_OBJECTIVE_: Copy every entry exactly as given, minus the images.

_INPUT_:
***
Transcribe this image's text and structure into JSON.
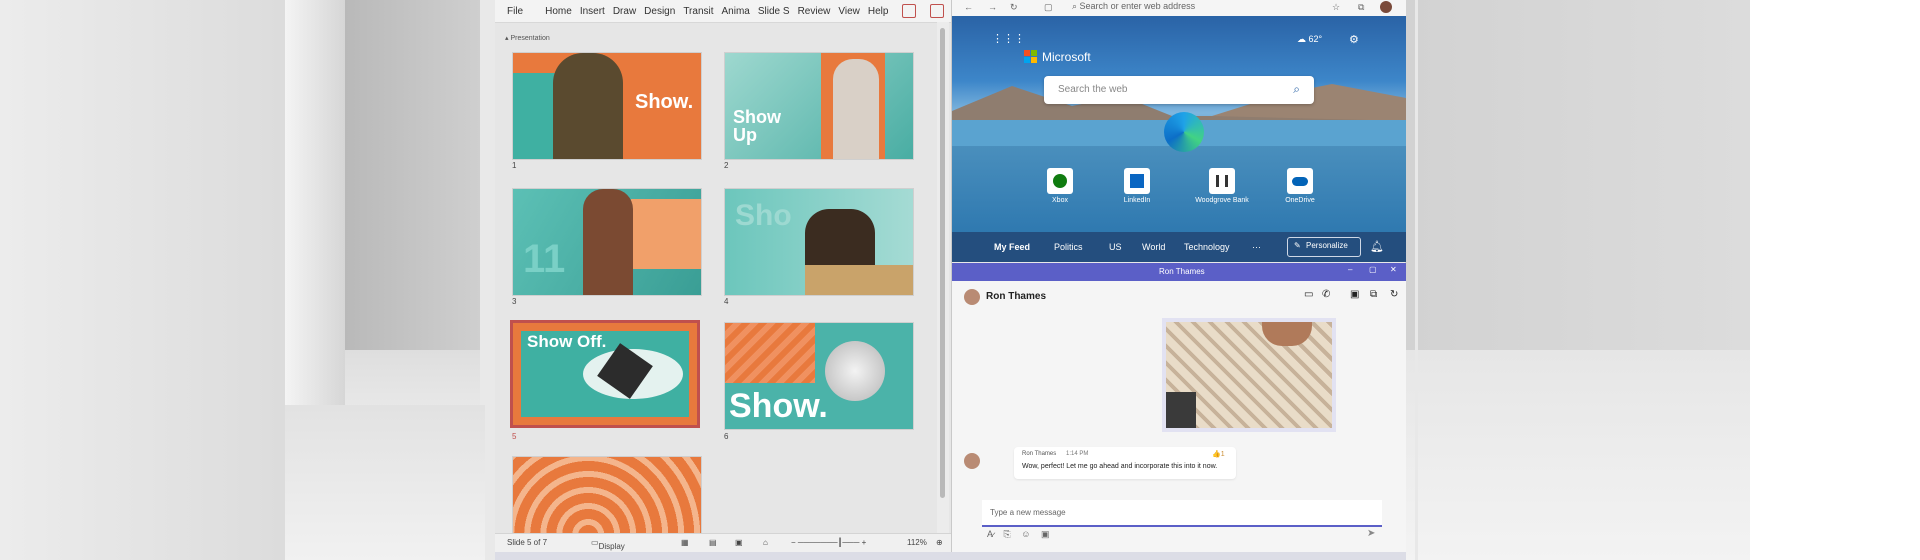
{
  "ppt": {
    "ribbon": [
      "File",
      "Home",
      "Insert",
      "Draw",
      "Design",
      "Transit",
      "Anima",
      "Slide S",
      "Review",
      "View",
      "Help"
    ],
    "section_label": "Presentation",
    "slides": [
      {
        "num": "1",
        "text": "Show."
      },
      {
        "num": "2",
        "text": "Show Up"
      },
      {
        "num": "3",
        "text": "11"
      },
      {
        "num": "4",
        "text": "Sho"
      },
      {
        "num": "5",
        "text": "Show Off."
      },
      {
        "num": "6",
        "text": "Show."
      }
    ],
    "status": {
      "slide": "Slide 5 of 7",
      "display": "Display Settings",
      "zoom": "112%"
    }
  },
  "edge": {
    "address_placeholder": "Search or enter web address",
    "brand": "Microsoft",
    "weather": "62°",
    "search_placeholder": "Search the web",
    "tiles": [
      "Xbox",
      "LinkedIn",
      "Woodgrove Bank",
      "OneDrive"
    ],
    "feed_tabs": [
      "My Feed",
      "Politics",
      "US",
      "World",
      "Technology",
      "···"
    ],
    "personalize": "Personalize"
  },
  "teams": {
    "window_title": "Ron Thames",
    "contact": "Ron Thames",
    "msg_sender": "Ron Thames",
    "msg_time": "1:14 PM",
    "msg_text": "Wow, perfect! Let me go ahead and incorporate this into it now.",
    "reaction": "👍1",
    "compose_placeholder": "Type a new message"
  },
  "colors": {
    "ppt_accent": "#c0504d",
    "teal": "#4bb3a9",
    "orange": "#e8793d",
    "teams_purple": "#5b5fc7",
    "edge_blue": "#244e7e"
  }
}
***
_THE COMPLETED TASK_:
Transcribe this image's text and structure into JSON.
{
  "ppt": {
    "ribbon": [
      "File",
      "Home",
      "Insert",
      "Draw",
      "Design",
      "Transit",
      "Anima",
      "Slide S",
      "Review",
      "View",
      "Help"
    ],
    "section_label": "Presentation",
    "slides": [
      {
        "num": "1",
        "text": "Show."
      },
      {
        "num": "2",
        "text": "Show Up"
      },
      {
        "num": "3",
        "text": "11"
      },
      {
        "num": "4",
        "text": "Sho"
      },
      {
        "num": "5",
        "text": "Show Off."
      },
      {
        "num": "6",
        "text": "Show."
      }
    ],
    "status": {
      "slide": "Slide 5 of 7",
      "display": "Display Settings",
      "zoom": "112%"
    }
  },
  "edge": {
    "address_placeholder": "Search or enter web address",
    "brand": "Microsoft",
    "weather": "62°",
    "search_placeholder": "Search the web",
    "tiles": [
      "Xbox",
      "LinkedIn",
      "Woodgrove Bank",
      "OneDrive"
    ],
    "feed_tabs": [
      "My Feed",
      "Politics",
      "US",
      "World",
      "Technology",
      "···"
    ],
    "personalize": "Personalize"
  },
  "teams": {
    "window_title": "Ron Thames",
    "contact": "Ron Thames",
    "msg_sender": "Ron Thames",
    "msg_time": "1:14 PM",
    "msg_text": "Wow, perfect! Let me go ahead and incorporate this into it now.",
    "reaction": "👍1",
    "compose_placeholder": "Type a new message"
  },
  "colors": {
    "ppt_accent": "#c0504d",
    "teal": "#4bb3a9",
    "orange": "#e8793d",
    "teams_purple": "#5b5fc7",
    "edge_blue": "#244e7e"
  }
}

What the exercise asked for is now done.